**Written instruction**
Copy the data that follows exactly. Include no pictures.

**Input**
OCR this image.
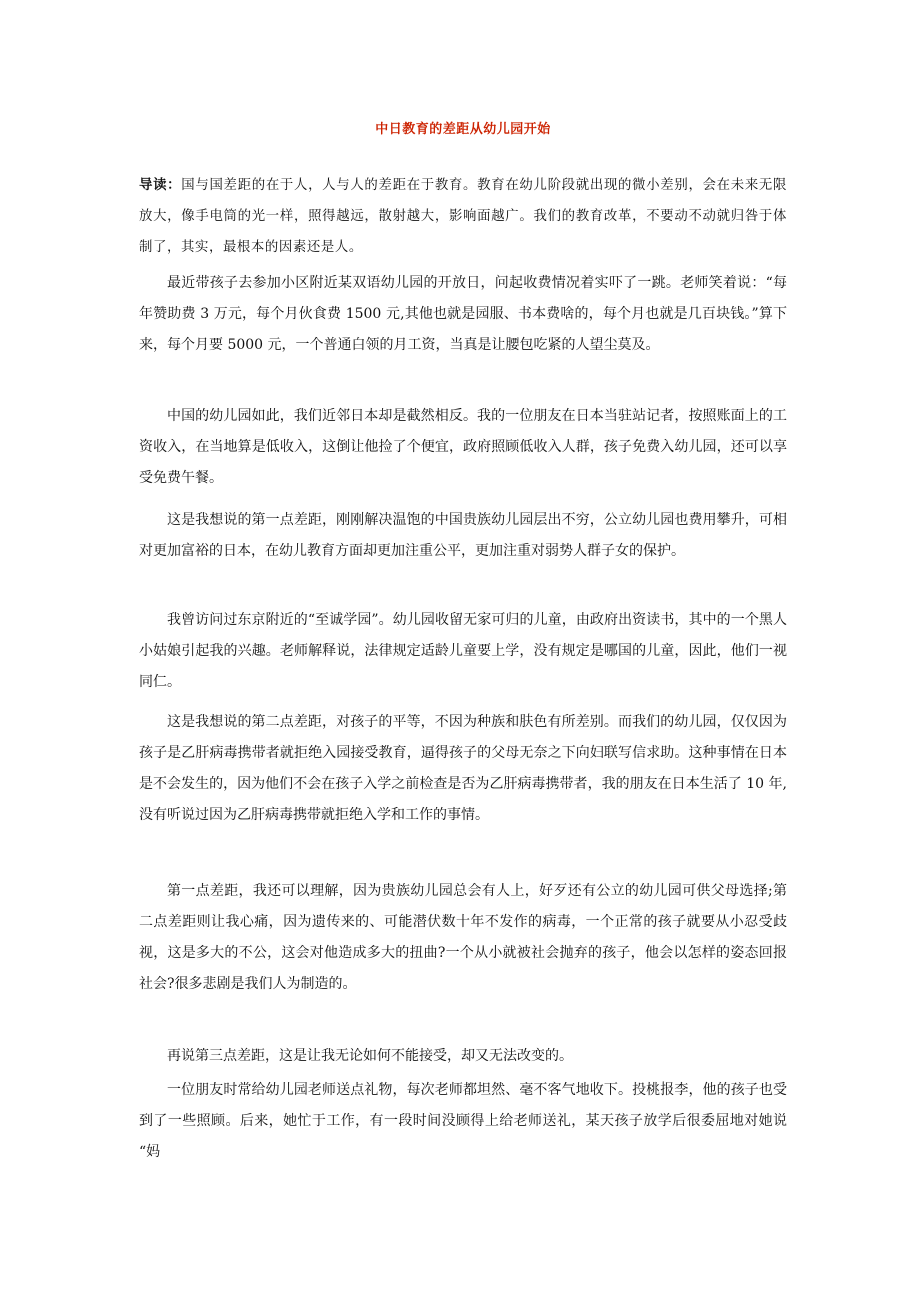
中日教育的差距从幼儿园开始

导读：国与国差距的在于人，人与人的差距在于教育。教育在幼儿阶段就出现的微小差别，会在未来无限放大，像手电筒的光一样，照得越远，散射越大，影响面越广。我们的教育改革，不要动不动就归咎于体制了，其实，最根本的因素还是人。

最近带孩子去参加小区附近某双语幼儿园的开放日，问起收费情况着实吓了一跳。老师笑着说：“每年赞助费 3 万元，每个月伙食费 1500 元,其他也就是园服、书本费啥的，每个月也就是几百块钱。”算下来，每个月要 5000 元，一个普通白领的月工资，当真是让腰包吃紧的人望尘莫及。

中国的幼儿园如此，我们近邻日本却是截然相反。我的一位朋友在日本当驻站记者，按照账面上的工资收入，在当地算是低收入，这倒让他捡了个便宜，政府照顾低收入人群，孩子免费入幼儿园，还可以享受免费午餐。

这是我想说的第一点差距，刚刚解决温饱的中国贵族幼儿园层出不穷，公立幼儿园也费用攀升，可相对更加富裕的日本，在幼儿教育方面却更加注重公平，更加注重对弱势人群子女的保护。

我曾访问过东京附近的“至诚学园”。幼儿园收留无家可归的儿童，由政府出资读书，其中的一个黑人小姑娘引起我的兴趣。老师解释说，法律规定适龄儿童要上学，没有规定是哪国的儿童，因此，他们一视同仁。

这是我想说的第二点差距，对孩子的平等，不因为种族和肤色有所差别。而我们的幼儿园，仅仅因为孩子是乙肝病毒携带者就拒绝入园接受教育，逼得孩子的父母无奈之下向妇联写信求助。这种事情在日本是不会发生的，因为他们不会在孩子入学之前检查是否为乙肝病毒携带者，我的朋友在日本生活了 10 年,没有听说过因为乙肝病毒携带就拒绝入学和工作的事情。

第一点差距，我还可以理解，因为贵族幼儿园总会有人上，好歹还有公立的幼儿园可供父母选择;第二点差距则让我心痛，因为遗传来的、可能潜伏数十年不发作的病毒，一个正常的孩子就要从小忍受歧视，这是多大的不公，这会对他造成多大的扭曲?一个从小就被社会抛弃的孩子，他会以怎样的姿态回报社会?很多悲剧是我们人为制造的。

再说第三点差距，这是让我无论如何不能接受，却又无法改变的。

一位朋友时常给幼儿园老师送点礼物，每次老师都坦然、毫不客气地收下。投桃报李，他的孩子也受到了一些照顾。后来，她忙于工作，有一段时间没顾得上给老师送礼，某天孩子放学后很委屈地对她说 “妈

**Task output**
OCR this image.
中日教育的差距从幼儿园开始

导读：国与国差距的在于人，人与人的差距在于教育。教育在幼儿阶段就出现的微小差别，会在未来无限放大，像手电筒的光一样，照得越远，散射越大，影响面越广。我们的教育改革，不要动不动就归咎于体制了，其实，最根本的因素还是人。

最近带孩子去参加小区附近某双语幼儿园的开放日，问起收费情况着实吓了一跳。老师笑着说：“每年赞助费 3 万元，每个月伙食费 1500 元,其他也就是园服、书本费啥的，每个月也就是几百块钱。”算下来，每个月要 5000 元，一个普通白领的月工资，当真是让腰包吃紧的人望尘莫及。

中国的幼儿园如此，我们近邻日本却是截然相反。我的一位朋友在日本当驻站记者，按照账面上的工资收入，在当地算是低收入，这倒让他捡了个便宜，政府照顾低收入人群，孩子免费入幼儿园，还可以享受免费午餐。

这是我想说的第一点差距，刚刚解决温饱的中国贵族幼儿园层出不穷，公立幼儿园也费用攀升，可相对更加富裕的日本，在幼儿教育方面却更加注重公平，更加注重对弱势人群子女的保护。

我曾访问过东京附近的“至诚学园”。幼儿园收留无家可归的儿童，由政府出资读书，其中的一个黑人小姑娘引起我的兴趣。老师解释说，法律规定适龄儿童要上学，没有规定是哪国的儿童，因此，他们一视同仁。

这是我想说的第二点差距，对孩子的平等，不因为种族和肤色有所差别。而我们的幼儿园，仅仅因为孩子是乙肝病毒携带者就拒绝入园接受教育，逼得孩子的父母无奈之下向妇联写信求助。这种事情在日本是不会发生的，因为他们不会在孩子入学之前检查是否为乙肝病毒携带者，我的朋友在日本生活了 10 年,没有听说过因为乙肝病毒携带就拒绝入学和工作的事情。

第一点差距，我还可以理解，因为贵族幼儿园总会有人上，好歹还有公立的幼儿园可供父母选择;第二点差距则让我心痛，因为遗传来的、可能潜伏数十年不发作的病毒，一个正常的孩子就要从小忍受歧视，这是多大的不公，这会对他造成多大的扭曲?一个从小就被社会抛弃的孩子，他会以怎样的姿态回报社会?很多悲剧是我们人为制造的。

再说第三点差距，这是让我无论如何不能接受，却又无法改变的。

一位朋友时常给幼儿园老师送点礼物，每次老师都坦然、毫不客气地收下。投桃报李，他的孩子也受到了一些照顾。后来，她忙于工作，有一段时间没顾得上给老师送礼，某天孩子放学后很委屈地对她说 “妈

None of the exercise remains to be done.